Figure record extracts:

- - - -

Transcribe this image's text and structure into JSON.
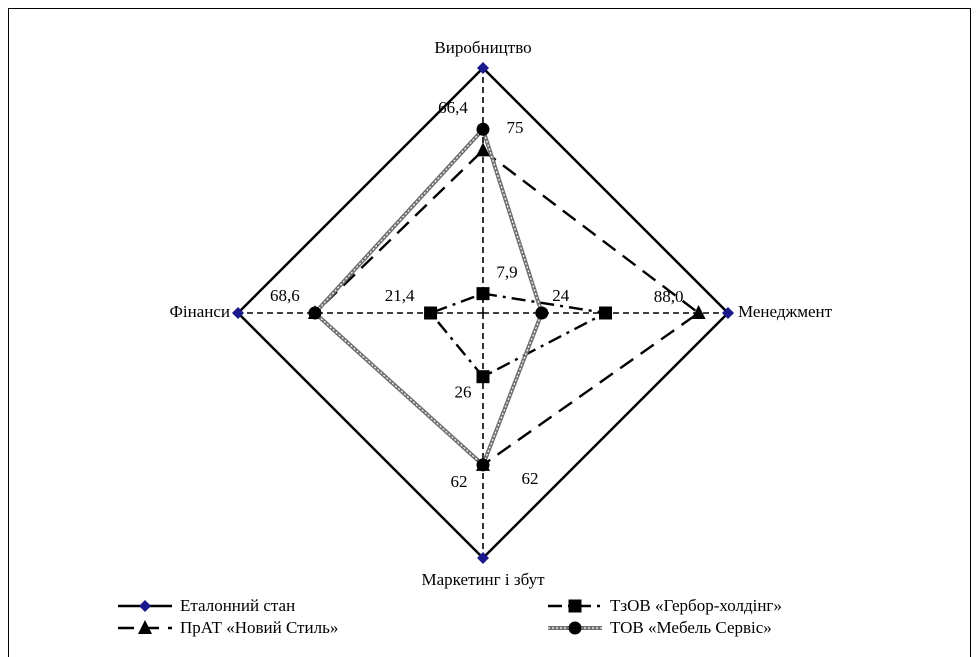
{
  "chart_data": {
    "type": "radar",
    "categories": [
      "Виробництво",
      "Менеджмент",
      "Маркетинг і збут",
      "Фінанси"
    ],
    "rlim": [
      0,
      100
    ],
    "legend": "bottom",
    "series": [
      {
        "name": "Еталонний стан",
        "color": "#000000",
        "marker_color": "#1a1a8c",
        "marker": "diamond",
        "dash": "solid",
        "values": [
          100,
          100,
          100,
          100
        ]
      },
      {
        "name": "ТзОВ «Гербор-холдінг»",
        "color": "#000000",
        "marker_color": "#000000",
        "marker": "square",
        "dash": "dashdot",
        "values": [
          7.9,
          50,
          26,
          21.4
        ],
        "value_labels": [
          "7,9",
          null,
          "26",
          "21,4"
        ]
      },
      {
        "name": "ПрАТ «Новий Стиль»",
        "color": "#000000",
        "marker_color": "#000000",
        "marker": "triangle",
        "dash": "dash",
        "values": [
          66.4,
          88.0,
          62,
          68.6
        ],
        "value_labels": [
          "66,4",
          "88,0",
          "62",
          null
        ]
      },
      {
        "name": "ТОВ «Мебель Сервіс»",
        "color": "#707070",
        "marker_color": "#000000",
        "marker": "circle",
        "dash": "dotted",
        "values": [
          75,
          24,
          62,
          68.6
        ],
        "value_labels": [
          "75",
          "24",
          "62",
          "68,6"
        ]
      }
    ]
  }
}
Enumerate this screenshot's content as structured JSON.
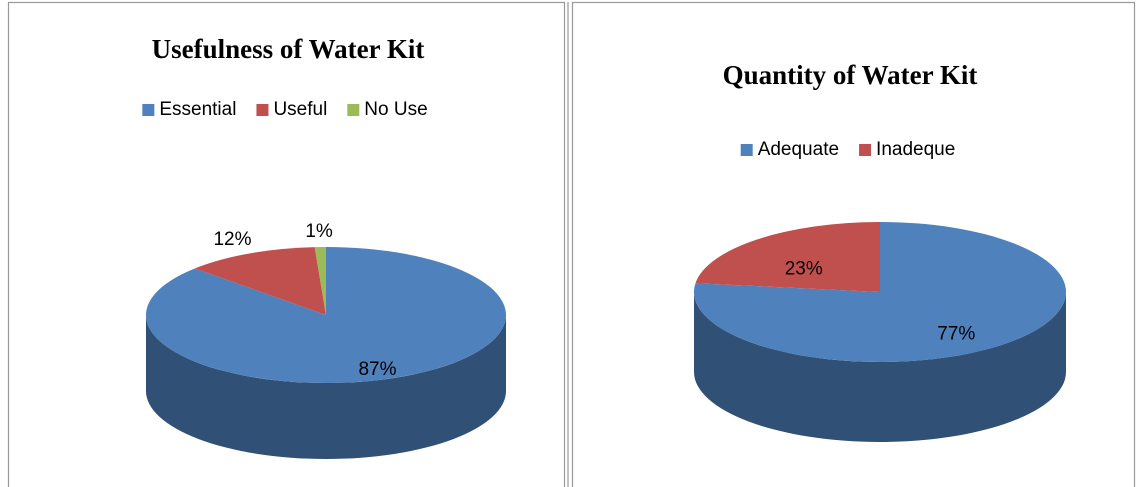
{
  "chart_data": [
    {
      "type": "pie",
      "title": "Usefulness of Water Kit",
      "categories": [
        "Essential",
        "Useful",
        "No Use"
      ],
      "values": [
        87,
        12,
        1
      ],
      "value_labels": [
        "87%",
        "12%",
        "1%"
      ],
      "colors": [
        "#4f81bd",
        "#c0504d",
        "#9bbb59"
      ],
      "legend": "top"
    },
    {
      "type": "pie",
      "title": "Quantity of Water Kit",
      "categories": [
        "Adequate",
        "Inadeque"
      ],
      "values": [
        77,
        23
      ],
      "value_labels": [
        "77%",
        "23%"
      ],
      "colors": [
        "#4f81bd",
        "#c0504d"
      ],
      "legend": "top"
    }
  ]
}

- - - -

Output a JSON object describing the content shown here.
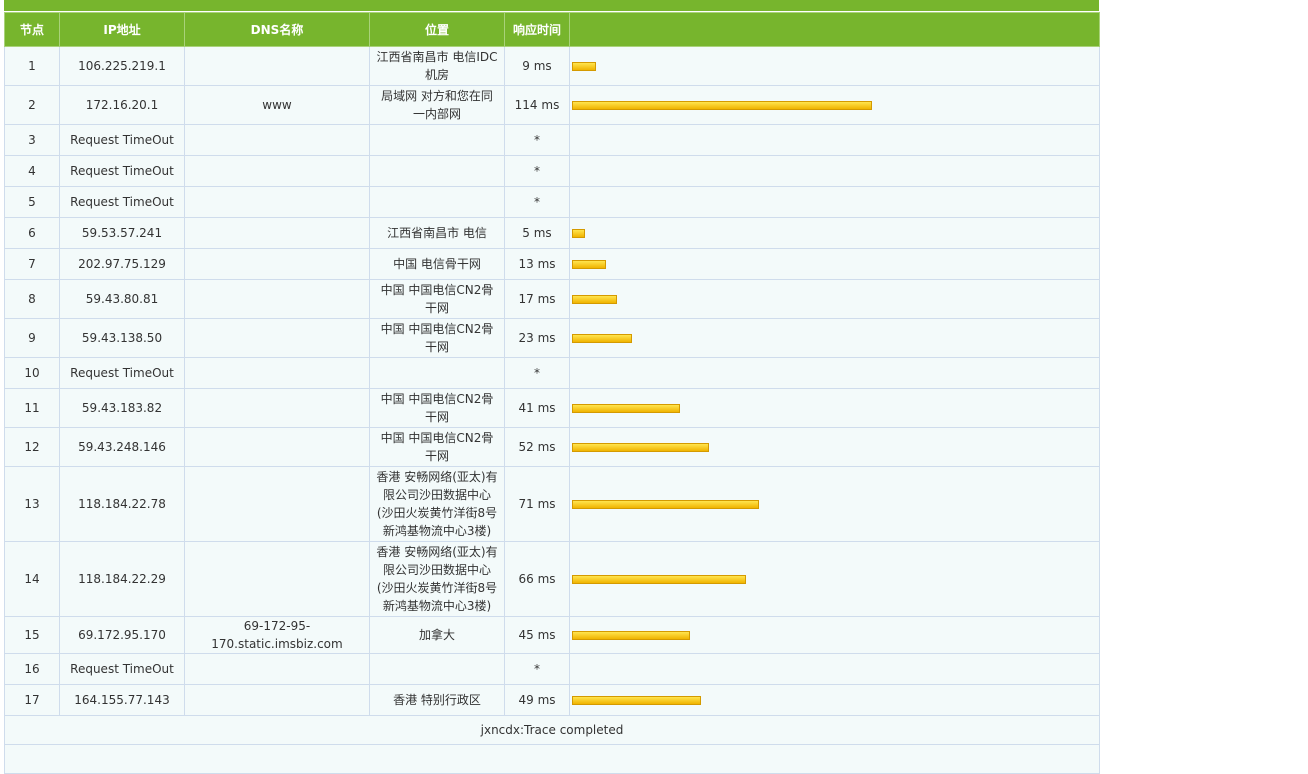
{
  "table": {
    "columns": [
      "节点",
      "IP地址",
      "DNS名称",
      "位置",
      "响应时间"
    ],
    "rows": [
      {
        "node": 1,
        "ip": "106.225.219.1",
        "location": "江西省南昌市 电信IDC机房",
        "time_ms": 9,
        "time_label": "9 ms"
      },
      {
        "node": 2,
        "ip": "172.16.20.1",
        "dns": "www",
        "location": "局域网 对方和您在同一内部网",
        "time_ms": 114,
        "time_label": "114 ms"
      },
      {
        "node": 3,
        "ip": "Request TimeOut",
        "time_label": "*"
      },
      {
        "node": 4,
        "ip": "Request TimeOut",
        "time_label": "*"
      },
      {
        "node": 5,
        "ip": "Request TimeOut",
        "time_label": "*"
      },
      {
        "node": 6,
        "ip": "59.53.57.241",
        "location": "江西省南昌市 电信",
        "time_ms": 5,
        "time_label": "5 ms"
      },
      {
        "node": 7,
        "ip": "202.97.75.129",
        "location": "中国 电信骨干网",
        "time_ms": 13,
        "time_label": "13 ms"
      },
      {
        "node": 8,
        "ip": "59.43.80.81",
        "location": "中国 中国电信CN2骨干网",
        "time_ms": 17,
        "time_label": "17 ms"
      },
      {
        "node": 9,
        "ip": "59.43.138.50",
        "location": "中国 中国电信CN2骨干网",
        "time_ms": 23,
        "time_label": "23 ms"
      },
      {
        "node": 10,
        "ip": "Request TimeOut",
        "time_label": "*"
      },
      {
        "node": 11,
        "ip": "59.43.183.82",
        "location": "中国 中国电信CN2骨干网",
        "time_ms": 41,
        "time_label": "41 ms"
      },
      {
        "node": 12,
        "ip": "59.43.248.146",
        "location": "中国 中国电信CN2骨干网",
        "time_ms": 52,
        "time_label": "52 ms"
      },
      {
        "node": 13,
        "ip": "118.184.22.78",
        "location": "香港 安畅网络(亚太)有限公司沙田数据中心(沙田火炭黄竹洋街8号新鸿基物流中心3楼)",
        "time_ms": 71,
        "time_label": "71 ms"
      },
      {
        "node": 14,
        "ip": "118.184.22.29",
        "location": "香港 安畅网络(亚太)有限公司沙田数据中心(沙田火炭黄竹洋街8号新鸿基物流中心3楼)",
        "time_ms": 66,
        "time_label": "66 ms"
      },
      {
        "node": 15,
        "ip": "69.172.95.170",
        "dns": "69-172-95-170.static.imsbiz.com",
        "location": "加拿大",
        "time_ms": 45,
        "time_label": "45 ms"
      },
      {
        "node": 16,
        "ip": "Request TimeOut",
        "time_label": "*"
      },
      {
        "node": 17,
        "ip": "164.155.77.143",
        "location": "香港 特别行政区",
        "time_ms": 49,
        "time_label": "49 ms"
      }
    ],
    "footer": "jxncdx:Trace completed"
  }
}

- - - -

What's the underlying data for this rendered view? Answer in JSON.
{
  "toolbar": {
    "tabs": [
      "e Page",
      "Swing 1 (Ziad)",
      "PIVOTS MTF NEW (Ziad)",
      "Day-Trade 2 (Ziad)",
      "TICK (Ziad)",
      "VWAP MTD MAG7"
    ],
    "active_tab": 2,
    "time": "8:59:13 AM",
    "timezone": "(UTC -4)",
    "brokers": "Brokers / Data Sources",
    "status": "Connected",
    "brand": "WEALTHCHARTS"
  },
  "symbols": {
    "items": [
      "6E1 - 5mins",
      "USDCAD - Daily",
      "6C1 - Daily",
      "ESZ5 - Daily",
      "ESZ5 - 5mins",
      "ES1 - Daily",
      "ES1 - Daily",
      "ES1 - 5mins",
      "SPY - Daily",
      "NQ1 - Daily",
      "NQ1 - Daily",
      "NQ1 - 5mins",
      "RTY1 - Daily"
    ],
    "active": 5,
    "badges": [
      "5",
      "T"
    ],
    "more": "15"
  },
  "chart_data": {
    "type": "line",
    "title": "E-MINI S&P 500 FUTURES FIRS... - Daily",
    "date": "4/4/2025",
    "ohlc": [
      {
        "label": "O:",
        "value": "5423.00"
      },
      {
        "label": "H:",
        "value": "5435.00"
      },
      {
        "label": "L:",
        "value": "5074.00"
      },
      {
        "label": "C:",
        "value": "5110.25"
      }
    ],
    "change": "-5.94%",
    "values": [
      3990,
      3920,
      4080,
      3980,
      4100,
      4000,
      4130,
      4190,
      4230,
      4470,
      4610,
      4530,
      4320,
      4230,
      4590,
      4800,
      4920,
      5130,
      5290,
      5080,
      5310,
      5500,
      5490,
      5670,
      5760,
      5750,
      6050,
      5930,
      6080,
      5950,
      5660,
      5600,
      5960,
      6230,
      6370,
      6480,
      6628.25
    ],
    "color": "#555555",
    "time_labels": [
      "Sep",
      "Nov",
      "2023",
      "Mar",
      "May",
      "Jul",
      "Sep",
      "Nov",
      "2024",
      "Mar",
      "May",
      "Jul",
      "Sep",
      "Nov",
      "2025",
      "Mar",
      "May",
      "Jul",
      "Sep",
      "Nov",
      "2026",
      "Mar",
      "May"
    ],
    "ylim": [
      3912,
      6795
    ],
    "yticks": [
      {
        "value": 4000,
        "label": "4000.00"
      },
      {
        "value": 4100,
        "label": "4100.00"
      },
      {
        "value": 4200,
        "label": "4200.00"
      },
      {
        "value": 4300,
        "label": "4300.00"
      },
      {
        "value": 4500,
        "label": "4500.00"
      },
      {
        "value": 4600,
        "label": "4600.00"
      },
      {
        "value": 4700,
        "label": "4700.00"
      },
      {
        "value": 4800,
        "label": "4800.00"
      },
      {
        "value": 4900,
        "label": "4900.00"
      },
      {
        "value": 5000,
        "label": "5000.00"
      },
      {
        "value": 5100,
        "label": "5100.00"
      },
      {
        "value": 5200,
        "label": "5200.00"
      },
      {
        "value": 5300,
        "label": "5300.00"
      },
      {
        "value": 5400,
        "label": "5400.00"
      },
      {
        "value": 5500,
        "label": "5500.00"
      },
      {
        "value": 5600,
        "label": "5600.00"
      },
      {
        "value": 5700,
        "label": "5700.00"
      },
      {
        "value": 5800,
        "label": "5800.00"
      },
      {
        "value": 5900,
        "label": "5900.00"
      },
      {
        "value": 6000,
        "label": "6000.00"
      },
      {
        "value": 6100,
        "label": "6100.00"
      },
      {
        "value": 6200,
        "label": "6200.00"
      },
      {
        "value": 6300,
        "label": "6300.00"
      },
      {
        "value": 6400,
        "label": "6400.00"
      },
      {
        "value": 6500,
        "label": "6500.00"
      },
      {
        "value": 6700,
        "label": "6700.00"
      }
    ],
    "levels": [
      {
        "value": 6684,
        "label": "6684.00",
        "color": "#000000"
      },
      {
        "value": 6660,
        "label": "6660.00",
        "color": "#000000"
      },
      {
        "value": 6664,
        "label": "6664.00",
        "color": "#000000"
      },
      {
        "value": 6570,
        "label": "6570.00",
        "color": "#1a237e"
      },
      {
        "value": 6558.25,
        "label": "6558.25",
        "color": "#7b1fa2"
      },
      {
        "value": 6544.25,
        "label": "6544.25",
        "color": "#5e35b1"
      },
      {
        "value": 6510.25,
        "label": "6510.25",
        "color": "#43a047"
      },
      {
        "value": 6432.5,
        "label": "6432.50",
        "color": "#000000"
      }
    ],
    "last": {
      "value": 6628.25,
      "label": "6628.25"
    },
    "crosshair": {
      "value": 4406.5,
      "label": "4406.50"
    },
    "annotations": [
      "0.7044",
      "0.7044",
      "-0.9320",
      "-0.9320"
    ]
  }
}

- - - -

Work instructions ▸
Extract each line from the entries above that contains the string "title".

Task answer ▸
      "title": "Usefulness of Water Kit",
      "title": "Quantity of Water Kit",
    "title": "E-MINI S&P 500 FUTURES FIRS... - Daily",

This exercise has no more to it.